▶ _Problem to solve_: Retype the records below exactly as they appear.

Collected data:

★ ★ ★ ★ ★

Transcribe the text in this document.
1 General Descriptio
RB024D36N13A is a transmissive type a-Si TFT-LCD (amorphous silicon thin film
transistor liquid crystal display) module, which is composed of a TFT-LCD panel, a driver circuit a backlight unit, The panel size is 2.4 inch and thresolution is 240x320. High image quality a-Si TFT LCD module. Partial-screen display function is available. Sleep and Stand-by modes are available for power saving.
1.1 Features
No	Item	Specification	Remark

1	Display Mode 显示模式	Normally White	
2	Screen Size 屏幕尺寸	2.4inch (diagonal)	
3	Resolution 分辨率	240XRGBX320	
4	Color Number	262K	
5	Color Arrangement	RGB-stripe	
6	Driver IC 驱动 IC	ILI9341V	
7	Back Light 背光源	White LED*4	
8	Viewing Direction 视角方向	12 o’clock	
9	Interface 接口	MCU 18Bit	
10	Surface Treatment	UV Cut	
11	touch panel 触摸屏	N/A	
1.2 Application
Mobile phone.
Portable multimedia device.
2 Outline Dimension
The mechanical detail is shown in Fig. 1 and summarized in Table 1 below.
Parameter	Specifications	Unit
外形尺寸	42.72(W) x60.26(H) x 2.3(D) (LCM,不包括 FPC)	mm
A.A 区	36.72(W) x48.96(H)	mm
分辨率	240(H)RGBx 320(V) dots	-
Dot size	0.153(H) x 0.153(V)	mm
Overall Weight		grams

★ ★ ★ ★ ★

▶ _Problem solution_:
Transcribe the text in this document.
1 General Descriptio
RB024D36N13A is a transmissive type a-Si TFT-LCD (amorphous silicon thin film
transistor liquid crystal display) module, which is composed of a TFT-LCD panel, a driver circuit a backlight unit, The panel size is 2.4 inch and thresolution is 240x320. High image quality a-Si TFT LCD module. Partial-screen display function is available. Sleep and Stand-by modes are available for power saving.
1.1 Features
No	Item	Specification	Remark

1	Display Mode 显示模式	Normally White	
2	Screen Size 屏幕尺寸	2.4inch (diagonal)	
3	Resolution 分辨率	240XRGBX320	
4	Color Number	262K	
5	Color Arrangement	RGB-stripe	
6	Driver IC 驱动 IC	ILI9341V	
7	Back Light 背光源	White LED*4	
8	Viewing Direction 视角方向	12 o’clock	
9	Interface 接口	MCU 18Bit	
10	Surface Treatment	UV Cut	
11	touch panel 触摸屏	N/A	
1.2 Application
Mobile phone.
Portable multimedia device.
2 Outline Dimension
The mechanical detail is shown in Fig. 1 and summarized in Table 1 below.
Parameter	Specifications	Unit
外形尺寸	42.72(W) x60.26(H) x 2.3(D) (LCM,不包括 FPC)	mm
A.A 区	36.72(W) x48.96(H)	mm
分辨率	240(H)RGBx 320(V) dots	-
Dot size	0.153(H) x 0.153(V)	mm
Overall Weight		grams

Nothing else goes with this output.